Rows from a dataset
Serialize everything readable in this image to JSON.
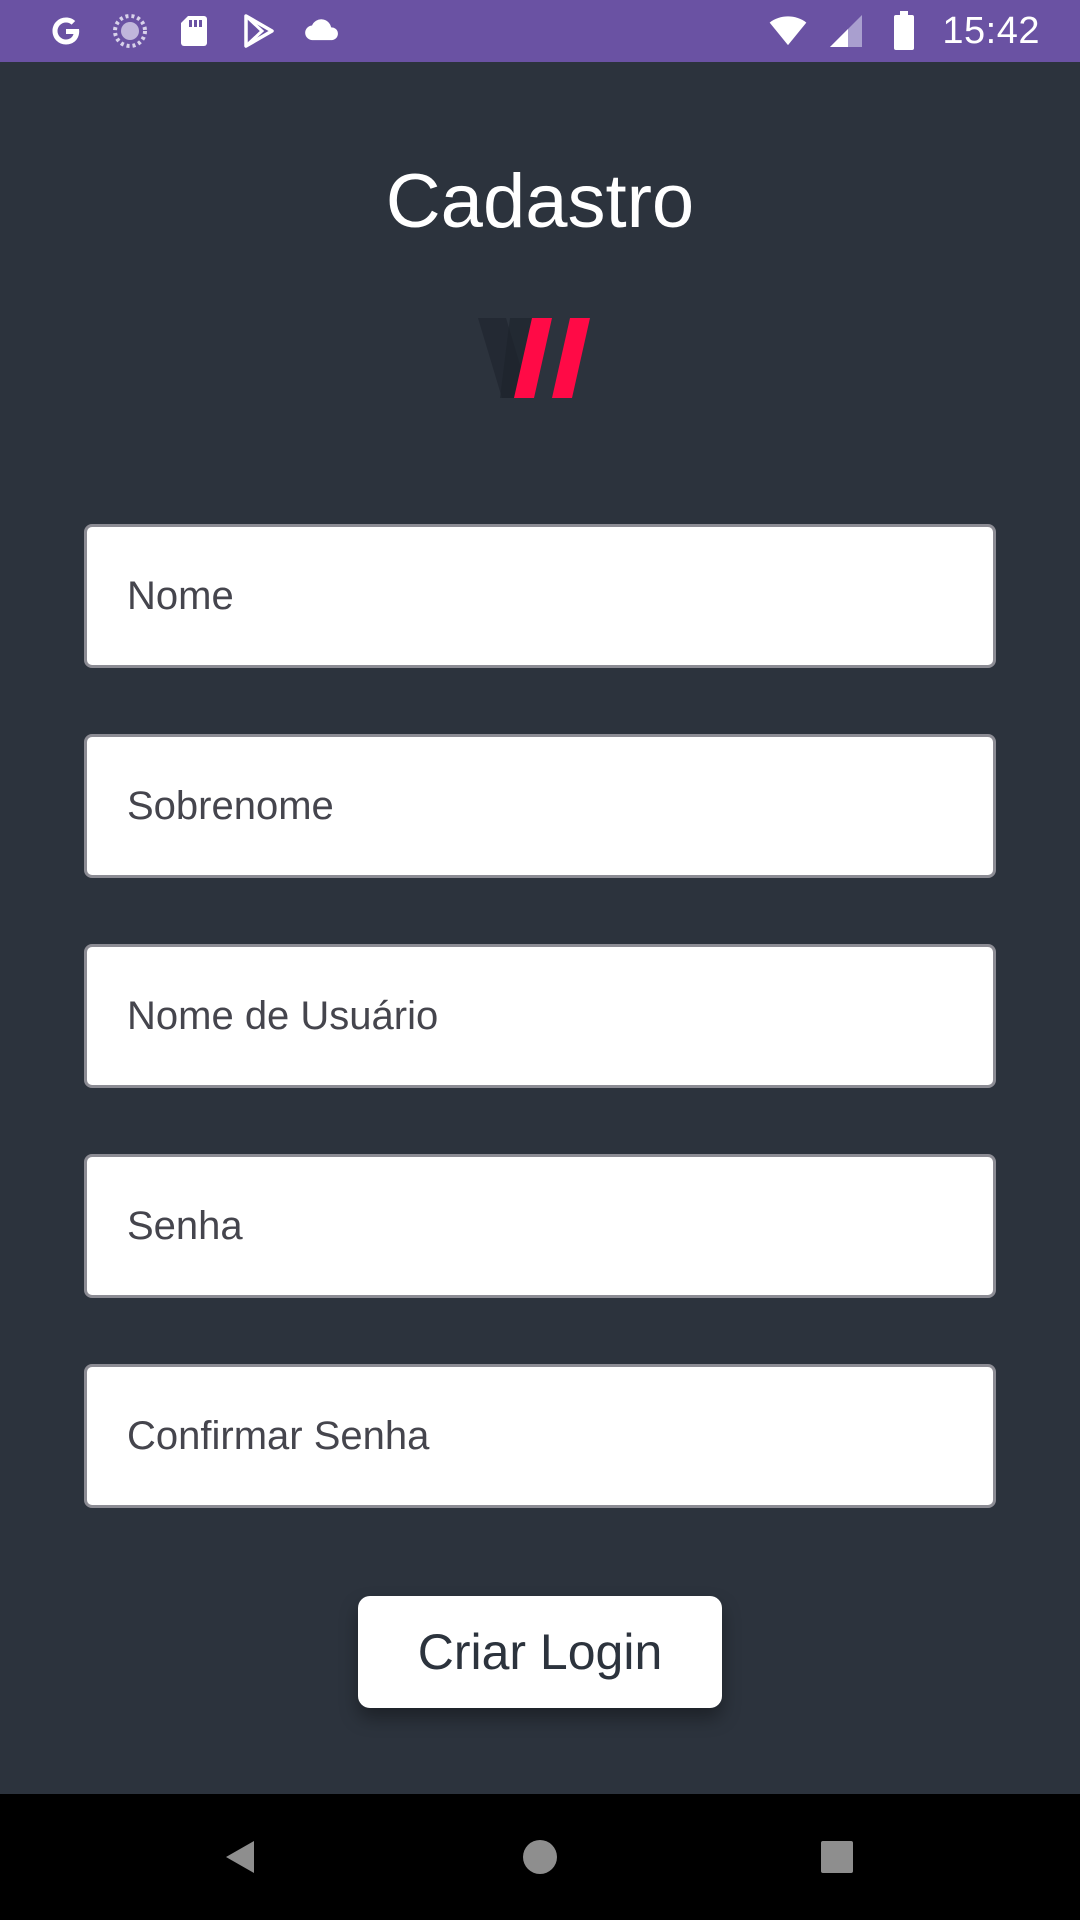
{
  "status_bar": {
    "time": "15:42",
    "left_icons": [
      "google-icon",
      "loading-icon",
      "sd-card-icon",
      "play-store-icon",
      "cloud-icon"
    ],
    "right_icons": [
      "wifi-icon",
      "cellular-signal-icon",
      "battery-icon"
    ],
    "background": "#6a52a3"
  },
  "page": {
    "title": "Cadastro",
    "background": "#2c333d",
    "logo": "double-slash-logo",
    "accent": "#ff0a46"
  },
  "form": {
    "fields": [
      {
        "name": "nome",
        "placeholder": "Nome",
        "value": ""
      },
      {
        "name": "sobrenome",
        "placeholder": "Sobrenome",
        "value": ""
      },
      {
        "name": "usuario",
        "placeholder": "Nome de Usuário",
        "value": ""
      },
      {
        "name": "senha",
        "placeholder": "Senha",
        "value": ""
      },
      {
        "name": "confirmar_senha",
        "placeholder": "Confirmar Senha",
        "value": ""
      }
    ],
    "submit_label": "Criar Login"
  },
  "nav_bar": {
    "buttons": [
      "back-icon",
      "home-icon",
      "recents-icon"
    ]
  }
}
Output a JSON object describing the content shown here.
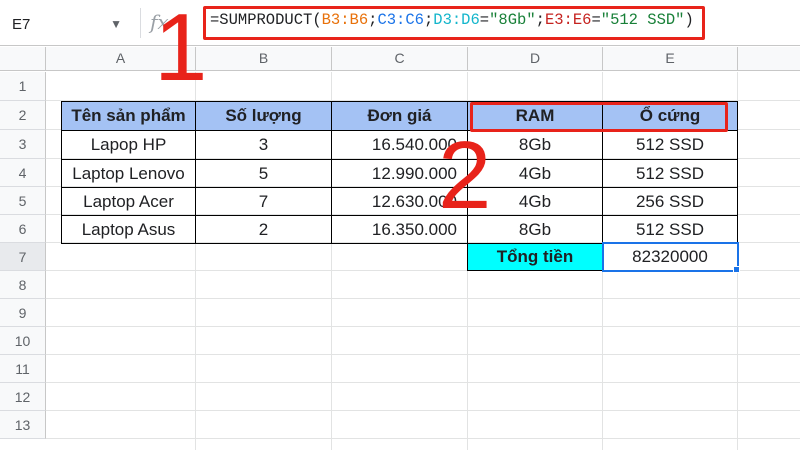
{
  "name_box": "E7",
  "fx_symbol": "fx",
  "formula": {
    "prefix": "=SUMPRODUCT(",
    "arg1": "B3:B6",
    "sep": ";",
    "arg2": "C3:C6",
    "arg3": "D3:D6",
    "eq": "=",
    "str1": "\"8Gb\"",
    "arg4": "E3:E6",
    "str2": "\"512 SSD\"",
    "suffix": ")"
  },
  "columns": [
    "A",
    "B",
    "C",
    "D",
    "E"
  ],
  "rows": [
    "1",
    "2",
    "3",
    "4",
    "5",
    "6",
    "7",
    "8",
    "9",
    "10",
    "11",
    "12",
    "13"
  ],
  "table": {
    "headers": [
      "Tên sản phẩm",
      "Số lượng",
      "Đơn giá",
      "RAM",
      "Ổ cứng"
    ],
    "data": [
      [
        "Lapop HP",
        "3",
        "16.540.000",
        "8Gb",
        "512 SSD"
      ],
      [
        "Laptop Lenovo",
        "5",
        "12.990.000",
        "4Gb",
        "512 SSD"
      ],
      [
        "Laptop Acer",
        "7",
        "12.630.000",
        "4Gb",
        "256 SSD"
      ],
      [
        "Laptop Asus",
        "2",
        "16.350.000",
        "8Gb",
        "512 SSD"
      ]
    ],
    "total_label": "Tổng tiền",
    "total_value": "82320000"
  },
  "annotations": [
    "1",
    "2"
  ],
  "colors": {
    "header_fill": "#a4c2f4",
    "total_label_fill": "#00ffff",
    "annotation_red": "#e8231a",
    "selection_blue": "#1a73e8"
  }
}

PROBLEM STATEMENT: Only lines with the word "placeholder" are wanted, so copy each one from the records.

CORRECT OUTPUT:
        "placeholder": "Nome",
        "placeholder": "Sobrenome",
        "placeholder": "Nome de Usuário",
        "placeholder": "Senha",
        "placeholder": "Confirmar Senha",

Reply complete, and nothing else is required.